- Saved data entries:
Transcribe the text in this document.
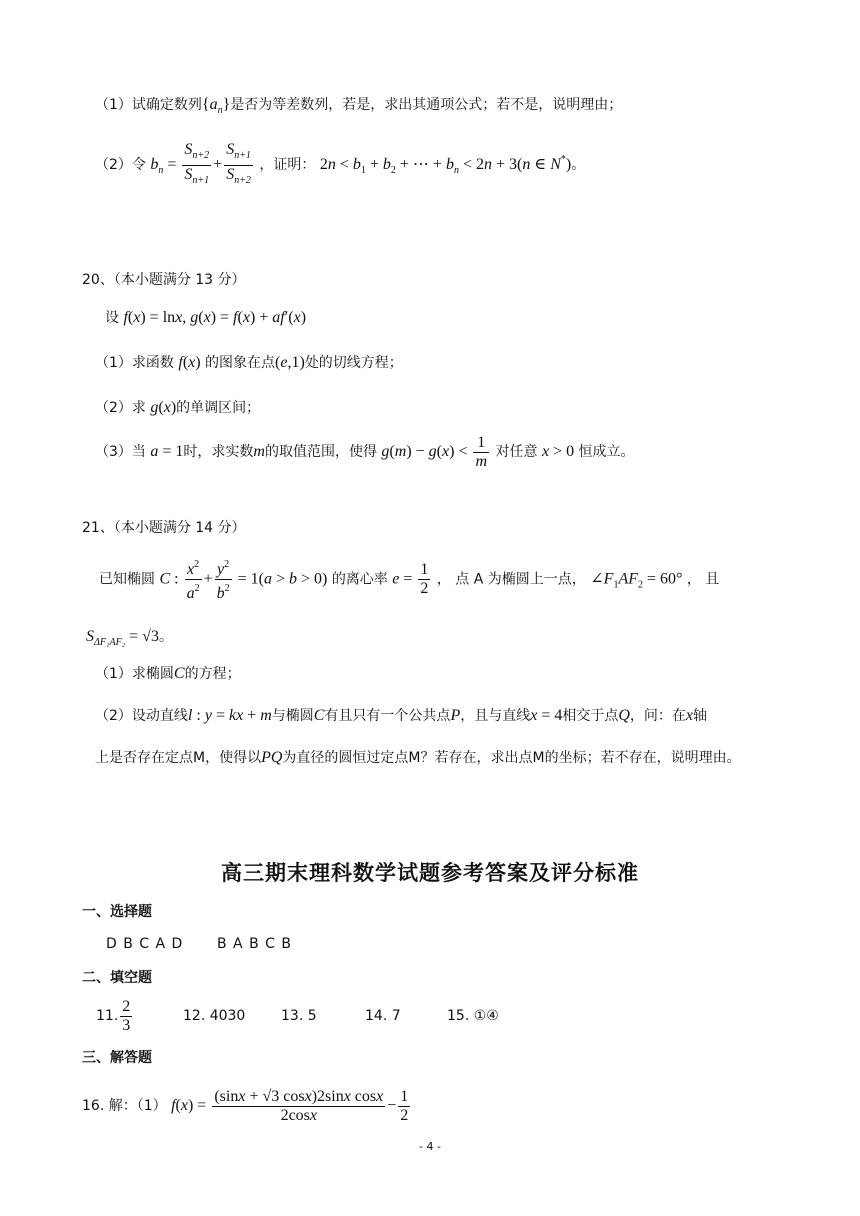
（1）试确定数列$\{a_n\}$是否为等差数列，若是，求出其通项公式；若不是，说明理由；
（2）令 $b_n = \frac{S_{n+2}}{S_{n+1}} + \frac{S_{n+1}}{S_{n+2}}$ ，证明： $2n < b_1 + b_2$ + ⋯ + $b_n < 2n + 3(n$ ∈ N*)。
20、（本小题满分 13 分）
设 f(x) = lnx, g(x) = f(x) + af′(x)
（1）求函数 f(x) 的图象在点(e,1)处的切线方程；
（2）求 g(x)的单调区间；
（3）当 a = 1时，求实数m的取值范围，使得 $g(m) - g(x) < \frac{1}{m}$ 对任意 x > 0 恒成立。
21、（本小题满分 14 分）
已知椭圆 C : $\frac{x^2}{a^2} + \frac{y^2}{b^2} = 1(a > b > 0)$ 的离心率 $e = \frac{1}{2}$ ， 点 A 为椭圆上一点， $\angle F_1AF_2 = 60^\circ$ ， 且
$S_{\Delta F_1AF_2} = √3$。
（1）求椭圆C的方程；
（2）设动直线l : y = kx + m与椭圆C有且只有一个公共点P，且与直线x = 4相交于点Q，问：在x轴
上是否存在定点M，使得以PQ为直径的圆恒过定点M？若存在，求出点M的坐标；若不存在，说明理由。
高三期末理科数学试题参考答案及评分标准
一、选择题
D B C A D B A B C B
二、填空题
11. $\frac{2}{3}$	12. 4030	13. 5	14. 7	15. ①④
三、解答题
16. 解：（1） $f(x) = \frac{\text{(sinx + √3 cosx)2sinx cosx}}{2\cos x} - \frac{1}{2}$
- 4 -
---
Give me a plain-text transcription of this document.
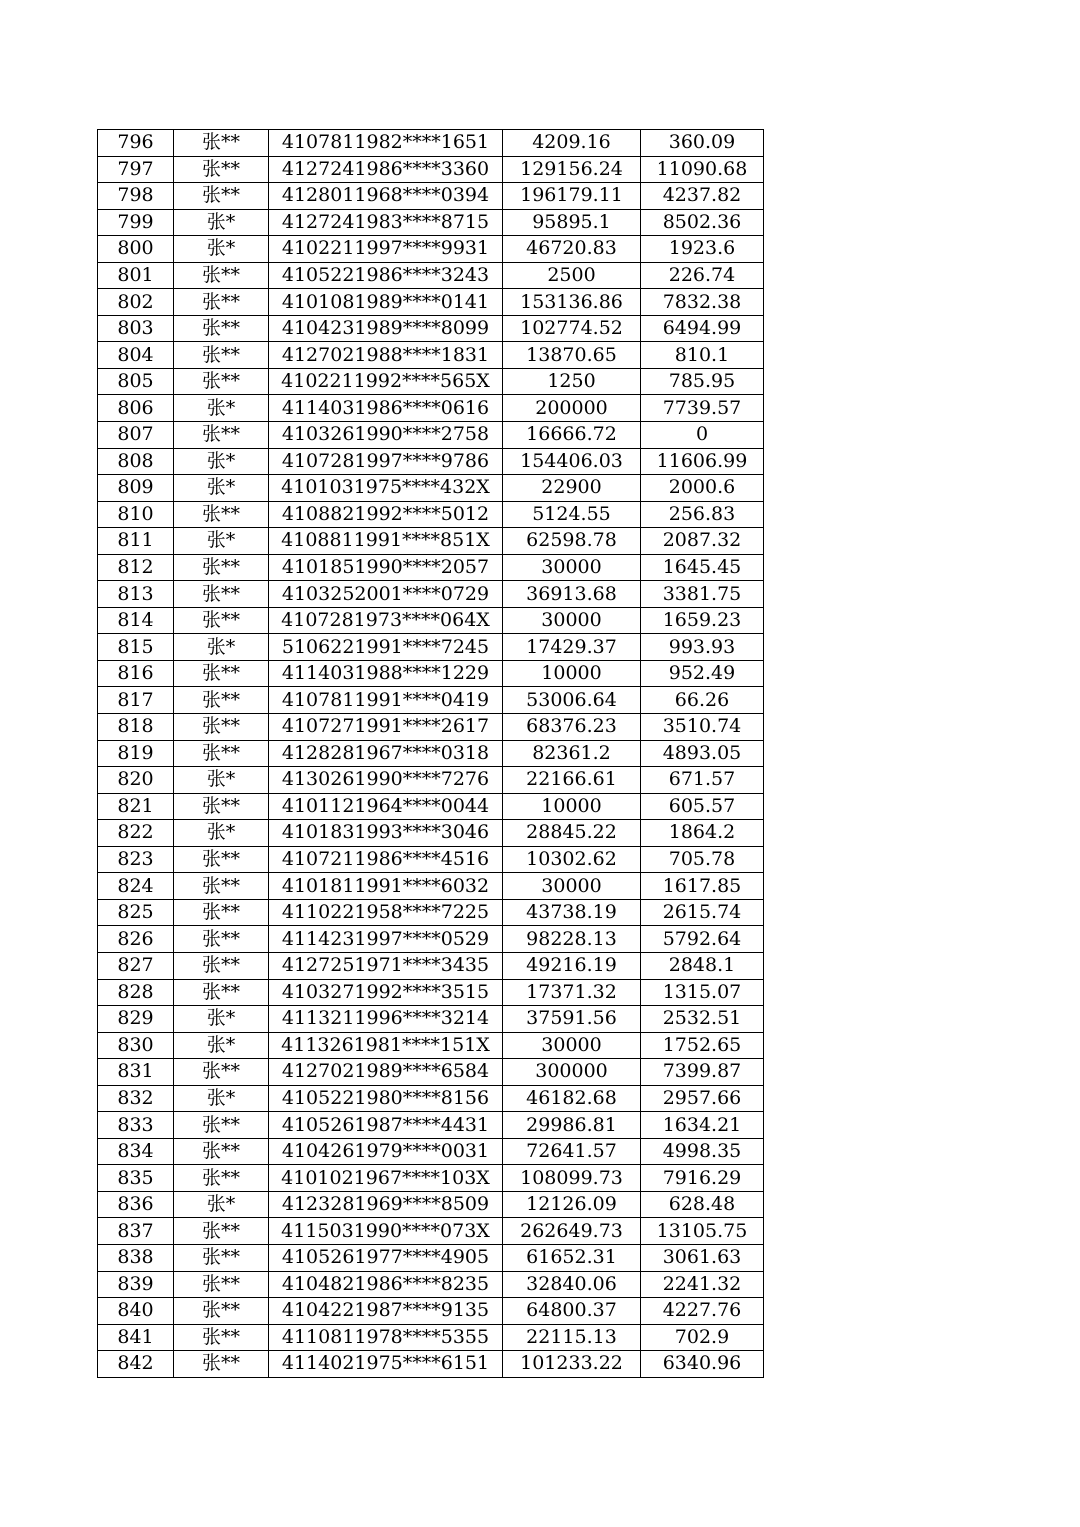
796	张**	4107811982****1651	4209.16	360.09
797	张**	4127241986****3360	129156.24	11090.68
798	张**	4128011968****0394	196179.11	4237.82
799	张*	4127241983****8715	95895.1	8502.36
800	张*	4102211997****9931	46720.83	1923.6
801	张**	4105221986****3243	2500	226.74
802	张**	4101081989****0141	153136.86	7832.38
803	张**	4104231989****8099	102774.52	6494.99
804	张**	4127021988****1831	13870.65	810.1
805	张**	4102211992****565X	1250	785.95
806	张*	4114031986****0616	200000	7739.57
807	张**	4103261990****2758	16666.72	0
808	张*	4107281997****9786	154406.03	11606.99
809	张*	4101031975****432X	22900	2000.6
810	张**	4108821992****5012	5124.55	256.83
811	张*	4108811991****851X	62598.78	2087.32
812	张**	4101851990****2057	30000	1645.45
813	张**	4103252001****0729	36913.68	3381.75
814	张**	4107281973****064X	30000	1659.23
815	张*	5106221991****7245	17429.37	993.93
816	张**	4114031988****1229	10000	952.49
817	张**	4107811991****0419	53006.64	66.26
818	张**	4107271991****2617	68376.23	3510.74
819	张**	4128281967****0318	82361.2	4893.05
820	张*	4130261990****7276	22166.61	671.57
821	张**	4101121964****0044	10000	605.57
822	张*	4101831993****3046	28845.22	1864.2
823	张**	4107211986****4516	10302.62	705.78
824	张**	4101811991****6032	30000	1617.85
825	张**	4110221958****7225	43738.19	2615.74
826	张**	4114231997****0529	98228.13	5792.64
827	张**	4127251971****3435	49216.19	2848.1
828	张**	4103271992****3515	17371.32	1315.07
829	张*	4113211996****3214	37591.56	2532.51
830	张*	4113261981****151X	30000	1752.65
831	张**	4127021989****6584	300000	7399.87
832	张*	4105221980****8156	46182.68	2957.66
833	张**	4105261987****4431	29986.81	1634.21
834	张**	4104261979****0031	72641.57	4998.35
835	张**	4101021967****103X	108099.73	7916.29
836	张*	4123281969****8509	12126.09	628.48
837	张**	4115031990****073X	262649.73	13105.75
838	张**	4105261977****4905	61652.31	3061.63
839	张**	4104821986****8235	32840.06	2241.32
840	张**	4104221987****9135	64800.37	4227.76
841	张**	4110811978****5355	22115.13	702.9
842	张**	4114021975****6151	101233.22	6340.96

- WORK TO BE COMPLETED: Reply with the number of lines in the material above that contain "text", and nothing more.

- PROBLEM SOLUTION: 3